LAUREE, 19 NUOVI INGEGNERI
AL POLITECNICO LECCHESE.
2 LODI IN “CIVILE-AMBIENTALE”

LECCO – “Passa anche da voi la ricostruzione dell’Italia dopo le catastrofi naturali, ma anche la prevenzione per evitare che simili fenomeni causino distruzione e morti”. Alludendo al terremoto che ha colpito il centro Italia un mese fa, Monica Papini, coordinatrice della facoltà di Ingegneria civile-ambientale del Politecnico di Lecco, saluta i nuovi laureati al corso. Sono 19 i giovani che nel pomeriggio di venerdì hanno ricevuto il diploma nel campus di via Previati. La fine di un ciclo di fatiche, ma anche di soddisfazioni, che catapulterà alcuni ragazzi nel mondo del lavoro, mentre altri proseguiranno con gli studi.

Grandi applausi e festeggiamenti per tutti, soprattutto per Silvia Della Marianna ed Ezio Marchetti, entrambi 110 con menzione di lode, non frequente nelle lauree triennali. “Per i laureandi è un traguardo importante – prosegue la professoressa –: il Politecnico è la 30^ università nel mondo e in particolare Ingegneria civile-ambientale è al terzo posto in Europa dopo Oxford e Cambridge. Chi esce da qui mediamente dopo due mesi trova un’occupazione. C’è la crisi economica, è vero, ma serve investire nella ricerca per prevenire catastrofi; a questo servono gli ingegneri civili”.

Al termine della proclamazione è stato il momento della festa per i 19 nuovi dottori. Amici e parenti hanno celebrato il prestigioso traguardo raggiunto dai giovani con complimenti, foto, cori, qualche striscione e cartelloni.

[Righe da una raccolta di dati]

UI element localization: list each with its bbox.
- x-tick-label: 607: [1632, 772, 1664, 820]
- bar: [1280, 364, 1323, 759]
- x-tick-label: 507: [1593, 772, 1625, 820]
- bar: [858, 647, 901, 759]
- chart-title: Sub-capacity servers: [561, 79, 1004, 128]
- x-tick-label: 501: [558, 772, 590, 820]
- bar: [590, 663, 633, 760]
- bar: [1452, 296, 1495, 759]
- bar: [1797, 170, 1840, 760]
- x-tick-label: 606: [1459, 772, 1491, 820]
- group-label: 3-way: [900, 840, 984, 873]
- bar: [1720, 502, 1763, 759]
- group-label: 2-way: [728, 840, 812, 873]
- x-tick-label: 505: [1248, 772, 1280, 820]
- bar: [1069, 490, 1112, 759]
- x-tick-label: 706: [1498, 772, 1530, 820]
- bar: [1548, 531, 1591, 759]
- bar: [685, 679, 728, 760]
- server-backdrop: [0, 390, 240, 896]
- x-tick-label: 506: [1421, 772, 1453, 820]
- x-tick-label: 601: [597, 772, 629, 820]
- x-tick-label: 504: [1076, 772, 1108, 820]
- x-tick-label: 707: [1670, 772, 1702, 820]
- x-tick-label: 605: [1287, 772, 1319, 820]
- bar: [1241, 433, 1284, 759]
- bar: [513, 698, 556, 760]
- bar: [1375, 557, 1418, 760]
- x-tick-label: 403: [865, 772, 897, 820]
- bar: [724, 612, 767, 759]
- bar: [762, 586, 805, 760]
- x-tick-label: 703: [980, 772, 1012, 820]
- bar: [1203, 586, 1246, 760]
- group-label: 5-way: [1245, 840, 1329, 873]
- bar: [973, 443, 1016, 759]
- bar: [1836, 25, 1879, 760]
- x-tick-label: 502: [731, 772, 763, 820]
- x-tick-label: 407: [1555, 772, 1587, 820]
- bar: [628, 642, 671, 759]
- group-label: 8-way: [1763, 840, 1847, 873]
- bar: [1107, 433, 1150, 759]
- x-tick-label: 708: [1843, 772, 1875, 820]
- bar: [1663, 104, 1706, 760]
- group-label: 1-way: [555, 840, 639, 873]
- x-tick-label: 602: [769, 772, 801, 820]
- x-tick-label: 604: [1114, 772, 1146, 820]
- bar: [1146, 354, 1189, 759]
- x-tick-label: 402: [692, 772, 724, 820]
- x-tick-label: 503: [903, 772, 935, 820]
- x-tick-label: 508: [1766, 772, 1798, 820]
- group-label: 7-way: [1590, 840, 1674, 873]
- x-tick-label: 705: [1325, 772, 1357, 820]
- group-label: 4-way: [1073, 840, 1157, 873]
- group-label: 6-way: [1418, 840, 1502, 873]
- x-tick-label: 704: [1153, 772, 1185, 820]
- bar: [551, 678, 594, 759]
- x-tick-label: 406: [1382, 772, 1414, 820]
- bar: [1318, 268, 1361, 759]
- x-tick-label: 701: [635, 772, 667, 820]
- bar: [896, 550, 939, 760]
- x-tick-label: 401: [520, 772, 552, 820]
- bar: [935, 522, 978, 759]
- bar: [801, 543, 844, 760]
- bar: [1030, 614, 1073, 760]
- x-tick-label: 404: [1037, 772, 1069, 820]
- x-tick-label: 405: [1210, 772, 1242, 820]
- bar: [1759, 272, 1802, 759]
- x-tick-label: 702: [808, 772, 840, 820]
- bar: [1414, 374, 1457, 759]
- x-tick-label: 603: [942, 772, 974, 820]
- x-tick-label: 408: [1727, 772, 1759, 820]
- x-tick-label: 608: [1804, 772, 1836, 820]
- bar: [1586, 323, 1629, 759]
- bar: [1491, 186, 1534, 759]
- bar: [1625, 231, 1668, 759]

**Elenco attività**
(A) Rispondi a queste domande sull'articolo delle lauree riportato sopra:
(i) Quanti giovani hanno ricevuto il diploma venerdì pomeriggio?
(ii) Con quale voto si sono laureati Silvia Della Marianna ed Ezio Marchetti?
(iii) Secondo la professoressa, dopo quanto tempo in media trova un'occupazione chi esce da questo corso?
(B) Perché, secondo l'articolo delle lauree riportato sopra, gli applausi e i festeggiamenti erano soprattutto per Silvia Della Marianna ed Ezio Marchetti? Rispondi in una o due frasi.
(C) Elenca tutti i modi in cui, secondo l'articolo delle lauree riportato sopra, amici e parenti hanno celebrato il traguardo dei nuovi dottori.

**Soluzioni**
(A)
(i) 19 giovani.
(ii) 110 con menzione di lode.
(iii) Dopo due mesi.

(B) Entrambi si sono laureati con 110 e menzione di lode. Questo risultato non è frequente nelle lauree triennali.

(C) Complimenti, foto, cori, striscioni e cartelloni.